## Aim of the exercise
Copy each line that contains the string "Draft".

═════ Records for processing ═════

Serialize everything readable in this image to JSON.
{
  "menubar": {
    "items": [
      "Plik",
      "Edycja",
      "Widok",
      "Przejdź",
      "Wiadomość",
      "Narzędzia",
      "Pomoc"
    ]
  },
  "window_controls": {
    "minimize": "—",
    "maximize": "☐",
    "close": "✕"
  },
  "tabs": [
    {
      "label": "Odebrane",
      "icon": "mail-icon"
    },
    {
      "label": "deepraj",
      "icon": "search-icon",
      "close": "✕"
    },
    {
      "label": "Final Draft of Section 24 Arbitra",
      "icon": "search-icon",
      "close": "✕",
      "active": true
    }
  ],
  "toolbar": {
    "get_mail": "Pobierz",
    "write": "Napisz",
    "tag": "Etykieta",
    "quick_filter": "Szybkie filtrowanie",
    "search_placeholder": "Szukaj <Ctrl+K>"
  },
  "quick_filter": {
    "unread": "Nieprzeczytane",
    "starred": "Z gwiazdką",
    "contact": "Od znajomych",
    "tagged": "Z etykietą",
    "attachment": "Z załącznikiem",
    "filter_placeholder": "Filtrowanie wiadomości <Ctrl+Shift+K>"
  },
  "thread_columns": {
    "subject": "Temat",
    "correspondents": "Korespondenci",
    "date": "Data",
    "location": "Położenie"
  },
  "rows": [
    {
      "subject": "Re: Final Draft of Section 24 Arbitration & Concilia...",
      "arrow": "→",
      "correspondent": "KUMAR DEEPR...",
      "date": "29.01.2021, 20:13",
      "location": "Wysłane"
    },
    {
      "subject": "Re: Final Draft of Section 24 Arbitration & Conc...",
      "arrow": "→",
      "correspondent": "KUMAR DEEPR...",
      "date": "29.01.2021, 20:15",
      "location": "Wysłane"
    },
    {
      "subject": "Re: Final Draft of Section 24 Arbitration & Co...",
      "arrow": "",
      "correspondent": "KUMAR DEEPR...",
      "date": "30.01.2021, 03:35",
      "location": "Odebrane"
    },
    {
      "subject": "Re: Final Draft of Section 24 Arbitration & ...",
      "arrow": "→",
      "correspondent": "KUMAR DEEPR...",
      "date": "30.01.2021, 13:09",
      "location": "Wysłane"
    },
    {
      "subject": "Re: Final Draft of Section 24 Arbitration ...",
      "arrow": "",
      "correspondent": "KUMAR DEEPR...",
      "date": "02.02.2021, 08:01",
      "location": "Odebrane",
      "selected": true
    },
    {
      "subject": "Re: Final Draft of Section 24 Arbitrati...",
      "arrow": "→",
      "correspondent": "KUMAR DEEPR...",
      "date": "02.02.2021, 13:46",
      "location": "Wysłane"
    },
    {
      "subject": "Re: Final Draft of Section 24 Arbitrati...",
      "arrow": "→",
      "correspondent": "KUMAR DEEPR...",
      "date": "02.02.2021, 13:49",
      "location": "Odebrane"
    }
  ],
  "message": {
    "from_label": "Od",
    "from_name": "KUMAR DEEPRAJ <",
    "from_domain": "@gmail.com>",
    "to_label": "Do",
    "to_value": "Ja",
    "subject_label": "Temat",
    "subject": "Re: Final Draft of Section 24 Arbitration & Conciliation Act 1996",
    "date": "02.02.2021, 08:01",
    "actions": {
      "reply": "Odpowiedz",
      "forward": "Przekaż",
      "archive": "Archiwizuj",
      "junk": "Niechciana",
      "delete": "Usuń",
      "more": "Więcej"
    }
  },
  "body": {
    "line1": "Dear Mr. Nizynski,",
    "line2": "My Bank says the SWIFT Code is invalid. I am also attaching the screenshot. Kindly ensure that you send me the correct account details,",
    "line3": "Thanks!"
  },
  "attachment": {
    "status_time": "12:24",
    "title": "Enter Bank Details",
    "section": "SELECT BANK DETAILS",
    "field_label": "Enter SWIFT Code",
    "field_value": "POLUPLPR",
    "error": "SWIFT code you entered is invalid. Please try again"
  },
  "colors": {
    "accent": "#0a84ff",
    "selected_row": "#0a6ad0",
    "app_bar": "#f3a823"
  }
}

═════

## Output for this exercise
      "label": "Final Draft of Section 24 Arbitra",
      "subject": "Re: Final Draft of Section 24 Arbitration & Concilia...",
      "subject": "Re: Final Draft of Section 24 Arbitration & Conc...",
      "subject": "Re: Final Draft of Section 24 Arbitration & Co...",
      "subject": "Re: Final Draft of Section 24 Arbitration & ...",
      "subject": "Re: Final Draft of Section 24 Arbitration ...",
      "subject": "Re: Final Draft of Section 24 Arbitrati...",
      "subject": "Re: Final Draft of Section 24 Arbitrati...",
    "subject": "Re: Final Draft of Section 24 Arbitration & Conciliation Act 1996",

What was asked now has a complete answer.